» Exercise brief
In the data below, find every line that has the string "this", and copy it.

» Data to process
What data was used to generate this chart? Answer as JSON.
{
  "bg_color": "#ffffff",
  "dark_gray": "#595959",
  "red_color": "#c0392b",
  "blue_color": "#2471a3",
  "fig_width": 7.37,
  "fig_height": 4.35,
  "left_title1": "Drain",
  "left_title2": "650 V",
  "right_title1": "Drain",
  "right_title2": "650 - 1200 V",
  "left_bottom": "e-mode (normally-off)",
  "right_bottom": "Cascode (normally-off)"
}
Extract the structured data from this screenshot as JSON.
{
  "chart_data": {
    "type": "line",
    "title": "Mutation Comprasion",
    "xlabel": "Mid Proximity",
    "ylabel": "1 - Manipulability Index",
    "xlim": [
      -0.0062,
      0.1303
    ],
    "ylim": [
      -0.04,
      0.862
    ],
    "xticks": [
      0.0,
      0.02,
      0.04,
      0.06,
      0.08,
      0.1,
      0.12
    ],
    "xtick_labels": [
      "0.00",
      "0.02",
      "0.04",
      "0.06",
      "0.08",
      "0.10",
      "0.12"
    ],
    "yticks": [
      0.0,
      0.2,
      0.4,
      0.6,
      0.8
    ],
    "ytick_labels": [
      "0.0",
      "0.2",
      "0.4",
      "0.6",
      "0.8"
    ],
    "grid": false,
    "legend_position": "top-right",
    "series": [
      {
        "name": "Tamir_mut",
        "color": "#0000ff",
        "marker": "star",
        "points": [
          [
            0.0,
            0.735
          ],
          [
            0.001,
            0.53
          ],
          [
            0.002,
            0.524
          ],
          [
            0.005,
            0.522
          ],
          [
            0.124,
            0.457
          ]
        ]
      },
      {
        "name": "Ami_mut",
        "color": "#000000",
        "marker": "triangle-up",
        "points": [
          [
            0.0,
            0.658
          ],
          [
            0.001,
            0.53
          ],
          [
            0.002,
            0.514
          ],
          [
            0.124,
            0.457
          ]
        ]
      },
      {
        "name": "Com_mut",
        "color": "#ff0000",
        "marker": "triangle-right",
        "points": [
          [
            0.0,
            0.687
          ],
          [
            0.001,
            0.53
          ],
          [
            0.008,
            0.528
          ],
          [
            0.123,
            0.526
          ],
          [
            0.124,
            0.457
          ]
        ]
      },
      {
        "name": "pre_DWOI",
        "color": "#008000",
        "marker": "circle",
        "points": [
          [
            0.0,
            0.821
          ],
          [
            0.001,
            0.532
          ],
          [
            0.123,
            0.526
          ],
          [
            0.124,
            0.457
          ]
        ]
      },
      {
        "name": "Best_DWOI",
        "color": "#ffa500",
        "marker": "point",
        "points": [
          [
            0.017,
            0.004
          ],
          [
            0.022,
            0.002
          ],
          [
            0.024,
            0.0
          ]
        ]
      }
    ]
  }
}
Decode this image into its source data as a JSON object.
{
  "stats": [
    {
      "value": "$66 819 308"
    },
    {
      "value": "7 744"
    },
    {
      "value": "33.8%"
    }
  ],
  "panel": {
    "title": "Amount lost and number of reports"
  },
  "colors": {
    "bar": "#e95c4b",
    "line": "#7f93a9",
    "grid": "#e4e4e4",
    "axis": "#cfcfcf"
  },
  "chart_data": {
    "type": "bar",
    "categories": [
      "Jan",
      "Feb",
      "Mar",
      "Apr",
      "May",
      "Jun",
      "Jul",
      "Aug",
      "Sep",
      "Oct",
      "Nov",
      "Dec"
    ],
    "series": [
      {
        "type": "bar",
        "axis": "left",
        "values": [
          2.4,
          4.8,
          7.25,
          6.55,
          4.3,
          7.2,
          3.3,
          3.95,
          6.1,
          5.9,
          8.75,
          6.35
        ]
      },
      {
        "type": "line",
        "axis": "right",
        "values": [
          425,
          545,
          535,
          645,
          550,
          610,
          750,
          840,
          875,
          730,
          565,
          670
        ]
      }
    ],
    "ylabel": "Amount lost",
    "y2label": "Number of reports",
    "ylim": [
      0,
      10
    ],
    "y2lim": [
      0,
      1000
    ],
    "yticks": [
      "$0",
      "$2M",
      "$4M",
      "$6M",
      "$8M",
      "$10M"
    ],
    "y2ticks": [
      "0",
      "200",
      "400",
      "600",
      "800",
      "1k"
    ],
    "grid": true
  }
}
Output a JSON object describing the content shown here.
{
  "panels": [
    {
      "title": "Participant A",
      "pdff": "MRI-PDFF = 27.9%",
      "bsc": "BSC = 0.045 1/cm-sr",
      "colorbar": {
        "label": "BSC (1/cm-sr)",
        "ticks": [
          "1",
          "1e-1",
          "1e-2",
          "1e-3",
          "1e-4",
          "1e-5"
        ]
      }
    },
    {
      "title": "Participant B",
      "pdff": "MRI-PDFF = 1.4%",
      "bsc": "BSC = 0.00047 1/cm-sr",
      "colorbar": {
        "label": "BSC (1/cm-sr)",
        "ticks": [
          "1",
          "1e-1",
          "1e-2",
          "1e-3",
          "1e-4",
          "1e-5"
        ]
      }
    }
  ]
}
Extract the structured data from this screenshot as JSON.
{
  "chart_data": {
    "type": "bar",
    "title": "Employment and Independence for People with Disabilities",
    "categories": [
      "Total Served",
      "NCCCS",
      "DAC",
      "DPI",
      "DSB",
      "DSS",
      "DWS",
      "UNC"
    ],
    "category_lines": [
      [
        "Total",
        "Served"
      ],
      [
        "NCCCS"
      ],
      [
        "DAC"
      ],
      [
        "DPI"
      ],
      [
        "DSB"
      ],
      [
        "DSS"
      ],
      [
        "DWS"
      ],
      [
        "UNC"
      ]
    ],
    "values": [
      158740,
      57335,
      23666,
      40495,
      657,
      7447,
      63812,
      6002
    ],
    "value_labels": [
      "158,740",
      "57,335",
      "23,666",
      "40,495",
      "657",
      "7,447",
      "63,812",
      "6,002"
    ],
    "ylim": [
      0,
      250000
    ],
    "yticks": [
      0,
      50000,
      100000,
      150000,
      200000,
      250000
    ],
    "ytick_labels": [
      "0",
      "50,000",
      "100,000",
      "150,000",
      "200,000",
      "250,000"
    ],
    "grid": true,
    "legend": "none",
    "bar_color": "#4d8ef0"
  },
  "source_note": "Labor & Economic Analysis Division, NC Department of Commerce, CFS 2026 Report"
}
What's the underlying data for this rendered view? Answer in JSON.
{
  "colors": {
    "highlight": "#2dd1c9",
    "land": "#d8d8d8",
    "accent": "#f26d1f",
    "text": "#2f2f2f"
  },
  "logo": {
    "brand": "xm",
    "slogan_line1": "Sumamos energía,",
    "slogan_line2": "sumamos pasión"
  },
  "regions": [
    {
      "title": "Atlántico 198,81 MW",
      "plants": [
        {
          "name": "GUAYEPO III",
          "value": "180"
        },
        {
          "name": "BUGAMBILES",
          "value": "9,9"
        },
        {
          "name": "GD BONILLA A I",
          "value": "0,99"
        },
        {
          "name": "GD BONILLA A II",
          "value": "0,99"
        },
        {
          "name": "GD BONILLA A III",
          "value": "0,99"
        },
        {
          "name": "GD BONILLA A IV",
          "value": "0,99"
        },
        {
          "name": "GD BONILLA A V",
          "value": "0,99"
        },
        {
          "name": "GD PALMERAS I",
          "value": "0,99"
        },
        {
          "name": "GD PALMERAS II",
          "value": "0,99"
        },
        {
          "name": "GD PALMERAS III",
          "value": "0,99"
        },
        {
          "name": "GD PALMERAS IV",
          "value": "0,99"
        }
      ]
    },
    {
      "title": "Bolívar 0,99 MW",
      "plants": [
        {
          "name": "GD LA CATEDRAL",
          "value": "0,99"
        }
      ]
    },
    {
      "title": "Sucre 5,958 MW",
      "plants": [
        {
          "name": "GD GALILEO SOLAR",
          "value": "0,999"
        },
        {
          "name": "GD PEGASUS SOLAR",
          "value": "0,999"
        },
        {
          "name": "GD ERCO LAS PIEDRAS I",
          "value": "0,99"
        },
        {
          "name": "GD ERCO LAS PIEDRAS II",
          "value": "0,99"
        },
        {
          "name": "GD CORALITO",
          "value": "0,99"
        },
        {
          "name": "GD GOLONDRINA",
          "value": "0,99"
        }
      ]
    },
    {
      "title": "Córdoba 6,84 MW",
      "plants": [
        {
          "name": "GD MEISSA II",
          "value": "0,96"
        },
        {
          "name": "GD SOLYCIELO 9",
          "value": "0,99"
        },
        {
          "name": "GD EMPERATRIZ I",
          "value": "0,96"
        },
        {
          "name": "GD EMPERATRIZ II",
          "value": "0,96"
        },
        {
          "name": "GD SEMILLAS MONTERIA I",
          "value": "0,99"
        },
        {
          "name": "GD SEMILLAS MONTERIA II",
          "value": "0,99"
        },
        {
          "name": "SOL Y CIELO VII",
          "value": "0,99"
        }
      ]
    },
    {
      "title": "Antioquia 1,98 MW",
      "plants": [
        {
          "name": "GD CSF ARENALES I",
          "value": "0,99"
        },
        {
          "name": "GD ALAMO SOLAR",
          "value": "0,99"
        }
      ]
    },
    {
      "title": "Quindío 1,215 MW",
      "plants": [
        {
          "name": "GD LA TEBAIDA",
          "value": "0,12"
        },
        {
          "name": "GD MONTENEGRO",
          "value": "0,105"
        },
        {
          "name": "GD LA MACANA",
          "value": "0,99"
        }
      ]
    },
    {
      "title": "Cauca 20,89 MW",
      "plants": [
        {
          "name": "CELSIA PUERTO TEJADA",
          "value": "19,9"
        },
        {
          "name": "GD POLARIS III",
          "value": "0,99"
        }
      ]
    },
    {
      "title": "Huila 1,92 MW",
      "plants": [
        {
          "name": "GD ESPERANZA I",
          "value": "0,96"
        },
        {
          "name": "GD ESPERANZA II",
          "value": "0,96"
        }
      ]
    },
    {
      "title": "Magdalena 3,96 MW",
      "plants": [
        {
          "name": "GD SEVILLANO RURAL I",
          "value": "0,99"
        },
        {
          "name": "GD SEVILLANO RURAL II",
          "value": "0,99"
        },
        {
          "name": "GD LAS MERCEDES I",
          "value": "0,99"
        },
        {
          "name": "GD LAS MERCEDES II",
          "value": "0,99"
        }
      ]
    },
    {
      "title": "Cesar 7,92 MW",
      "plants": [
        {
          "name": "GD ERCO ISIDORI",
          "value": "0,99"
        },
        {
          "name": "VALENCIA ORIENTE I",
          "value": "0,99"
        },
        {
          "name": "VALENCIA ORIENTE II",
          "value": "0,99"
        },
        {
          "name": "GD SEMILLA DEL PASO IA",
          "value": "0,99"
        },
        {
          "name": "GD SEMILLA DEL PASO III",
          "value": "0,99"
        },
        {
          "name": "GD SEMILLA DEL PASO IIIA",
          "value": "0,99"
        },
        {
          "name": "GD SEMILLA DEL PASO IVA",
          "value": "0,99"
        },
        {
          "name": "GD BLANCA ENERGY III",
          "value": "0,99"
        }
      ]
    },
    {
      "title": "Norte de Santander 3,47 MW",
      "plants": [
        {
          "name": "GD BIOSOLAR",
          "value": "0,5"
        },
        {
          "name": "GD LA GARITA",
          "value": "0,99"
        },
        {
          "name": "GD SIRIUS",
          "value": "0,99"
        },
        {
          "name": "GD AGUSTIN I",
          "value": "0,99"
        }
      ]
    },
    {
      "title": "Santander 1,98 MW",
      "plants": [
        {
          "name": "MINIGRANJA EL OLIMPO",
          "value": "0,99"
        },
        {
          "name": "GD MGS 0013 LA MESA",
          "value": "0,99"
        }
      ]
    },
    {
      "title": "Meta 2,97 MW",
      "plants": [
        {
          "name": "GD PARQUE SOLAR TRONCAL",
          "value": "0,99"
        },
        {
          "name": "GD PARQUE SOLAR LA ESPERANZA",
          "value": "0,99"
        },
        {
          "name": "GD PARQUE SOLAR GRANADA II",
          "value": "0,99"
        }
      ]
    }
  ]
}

» Written answer
What data was used to generate this chart? Answer as JSON.
Extract the structured data from this screenshot as JSON.
Decode this image into its source data as a JSON object.
Extract the structured data from this screenshot as JSON.
What's the underlying data for this rendered view? Answer in JSON.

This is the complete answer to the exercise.